### Exercise material ###
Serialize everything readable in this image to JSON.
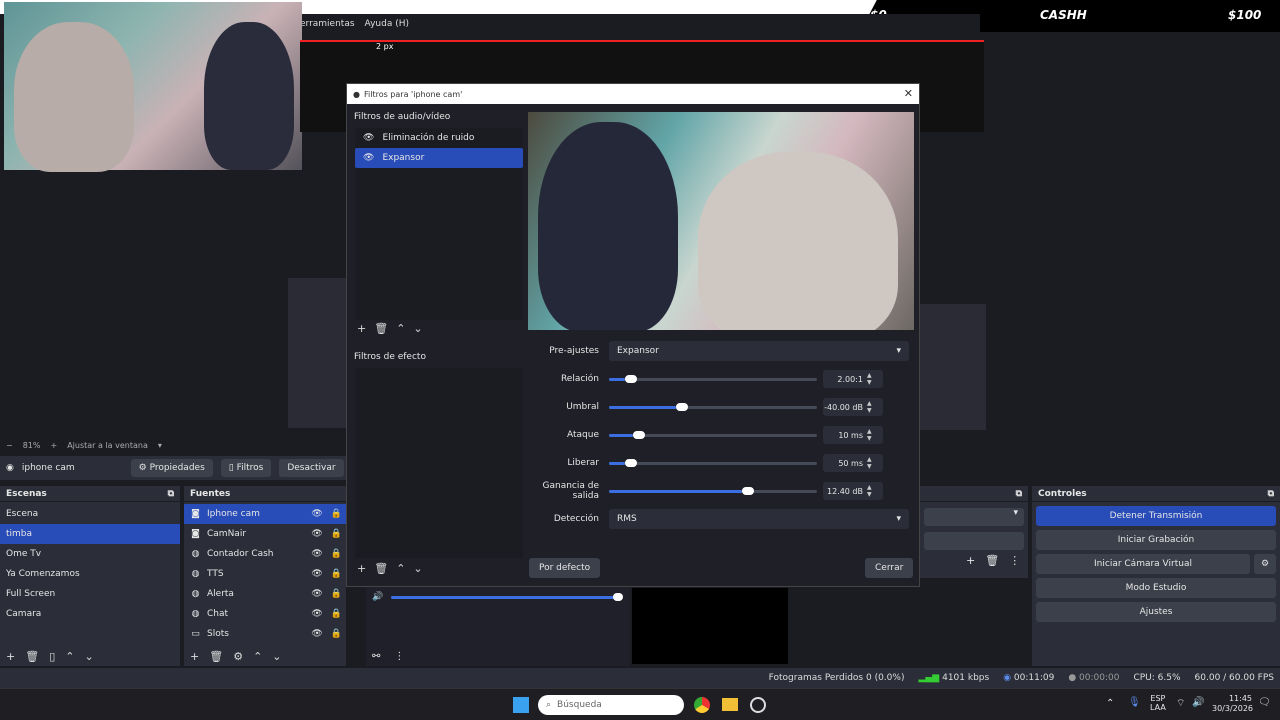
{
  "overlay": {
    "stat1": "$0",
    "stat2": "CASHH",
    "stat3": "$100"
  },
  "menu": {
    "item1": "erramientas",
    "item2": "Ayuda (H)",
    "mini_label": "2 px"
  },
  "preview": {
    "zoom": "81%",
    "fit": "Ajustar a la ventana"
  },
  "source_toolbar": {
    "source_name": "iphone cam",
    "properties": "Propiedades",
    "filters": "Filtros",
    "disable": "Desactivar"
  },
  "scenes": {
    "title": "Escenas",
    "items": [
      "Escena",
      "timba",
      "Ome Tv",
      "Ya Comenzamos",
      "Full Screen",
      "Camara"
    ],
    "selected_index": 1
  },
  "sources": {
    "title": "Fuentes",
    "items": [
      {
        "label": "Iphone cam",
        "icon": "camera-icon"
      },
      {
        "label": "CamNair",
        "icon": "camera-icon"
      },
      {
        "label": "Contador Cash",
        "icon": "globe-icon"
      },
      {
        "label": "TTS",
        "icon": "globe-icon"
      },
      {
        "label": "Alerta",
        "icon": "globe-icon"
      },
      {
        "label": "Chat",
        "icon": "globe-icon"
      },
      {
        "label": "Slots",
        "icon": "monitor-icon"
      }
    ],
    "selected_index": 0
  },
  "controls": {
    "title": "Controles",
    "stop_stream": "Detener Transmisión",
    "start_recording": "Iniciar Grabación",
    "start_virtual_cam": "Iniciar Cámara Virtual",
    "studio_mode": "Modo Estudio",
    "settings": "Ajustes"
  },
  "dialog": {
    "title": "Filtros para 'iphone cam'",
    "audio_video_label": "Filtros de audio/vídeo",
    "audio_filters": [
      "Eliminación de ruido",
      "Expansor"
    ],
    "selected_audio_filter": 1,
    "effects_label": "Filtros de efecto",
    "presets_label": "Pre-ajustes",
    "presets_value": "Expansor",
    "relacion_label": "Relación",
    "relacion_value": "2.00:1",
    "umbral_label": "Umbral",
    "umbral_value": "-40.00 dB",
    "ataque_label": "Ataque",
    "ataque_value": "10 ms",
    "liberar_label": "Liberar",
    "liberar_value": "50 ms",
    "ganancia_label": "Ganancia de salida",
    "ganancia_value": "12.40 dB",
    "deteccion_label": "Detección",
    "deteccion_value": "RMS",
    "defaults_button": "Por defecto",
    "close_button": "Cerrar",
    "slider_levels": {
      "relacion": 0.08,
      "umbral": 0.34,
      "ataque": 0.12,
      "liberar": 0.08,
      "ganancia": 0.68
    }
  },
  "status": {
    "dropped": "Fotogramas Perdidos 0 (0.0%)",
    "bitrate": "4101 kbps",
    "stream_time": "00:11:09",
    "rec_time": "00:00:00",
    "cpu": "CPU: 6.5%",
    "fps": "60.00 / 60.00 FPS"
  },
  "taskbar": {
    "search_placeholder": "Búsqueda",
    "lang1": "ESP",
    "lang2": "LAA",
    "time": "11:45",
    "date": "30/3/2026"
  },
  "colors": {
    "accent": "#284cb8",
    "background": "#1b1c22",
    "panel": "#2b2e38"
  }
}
###
Aim of the exercise =
Lines containing the word "title" are to be tallied; report only the total.

The completed task =
4